(Data entries)
'''

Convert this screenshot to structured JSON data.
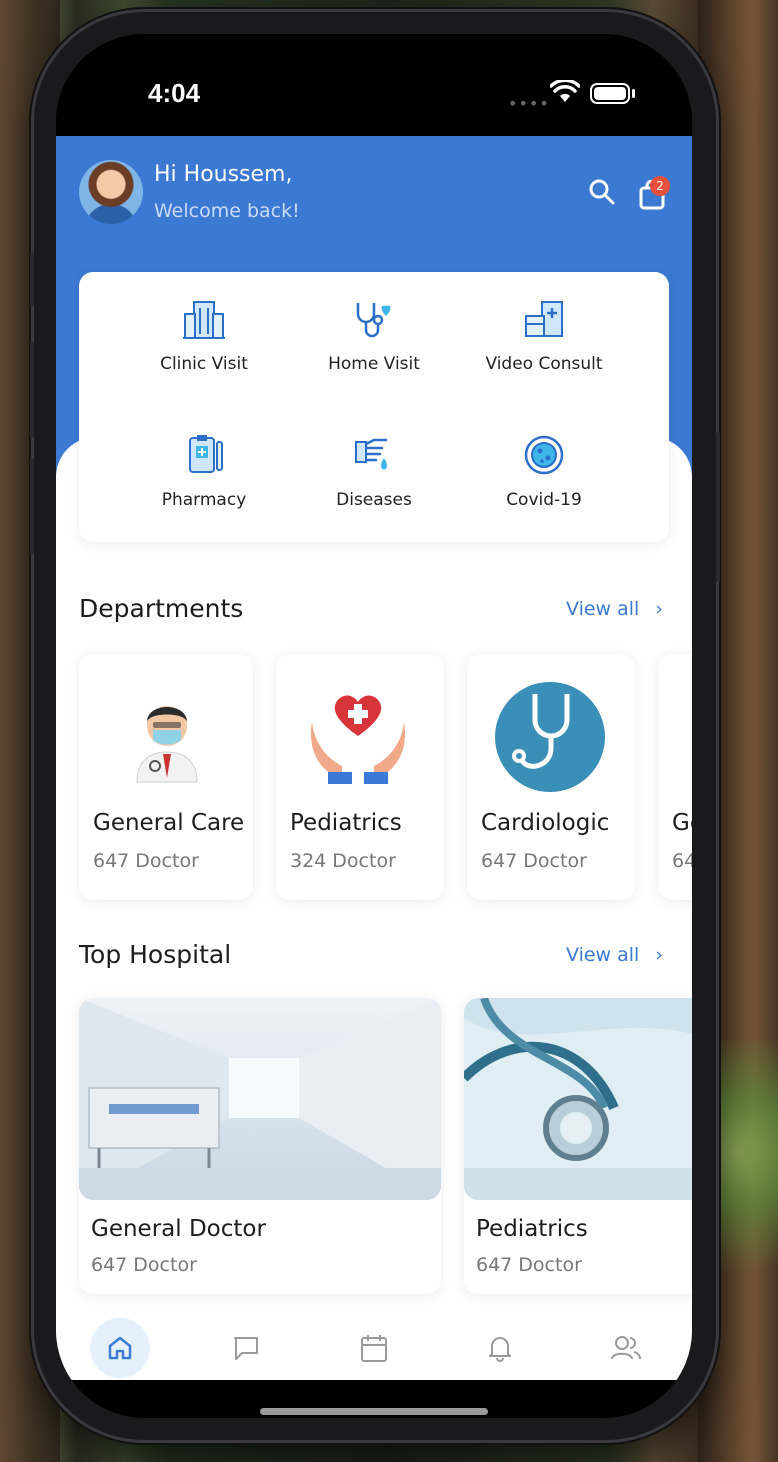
{
  "status": {
    "time": "4:04"
  },
  "header": {
    "greeting": "Hi Houssem,",
    "subtitle": "Welcome back!",
    "cart_badge": "2"
  },
  "quick_actions": [
    {
      "label": "Clinic Visit",
      "icon": "hospital-building-icon"
    },
    {
      "label": "Home Visit",
      "icon": "stethoscope-heart-icon"
    },
    {
      "label": "Video Consult",
      "icon": "medical-monitor-icon"
    },
    {
      "label": "Pharmacy",
      "icon": "clipboard-pill-icon"
    },
    {
      "label": "Diseases",
      "icon": "hand-drop-icon"
    },
    {
      "label": "Covid-19",
      "icon": "virus-icon"
    }
  ],
  "departments": {
    "title": "Departments",
    "view_all": "View all",
    "items": [
      {
        "name": "General Care",
        "count": "647 Doctor"
      },
      {
        "name": "Pediatrics",
        "count": "324 Doctor"
      },
      {
        "name": "Cardiologic",
        "count": "647 Doctor"
      },
      {
        "name": "Ge",
        "count": "64"
      }
    ]
  },
  "hospitals": {
    "title": "Top Hospital",
    "view_all": "View all",
    "items": [
      {
        "name": "General Doctor",
        "count": "647 Doctor"
      },
      {
        "name": "Pediatrics",
        "count": "647 Doctor"
      }
    ]
  },
  "tabbar": [
    "home-icon",
    "chat-icon",
    "calendar-icon",
    "bell-icon",
    "users-icon"
  ],
  "colors": {
    "primary": "#3b79d3",
    "badge": "#e8503a"
  }
}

'''

* Work item
The lines above that hold the word "name" should be found and copied out.

* Exercise answer
        "name": "General Care",
        "name": "Pediatrics",
        "name": "Cardiologic",
        "name": "Ge",
        "name": "General Doctor",
        "name": "Pediatrics",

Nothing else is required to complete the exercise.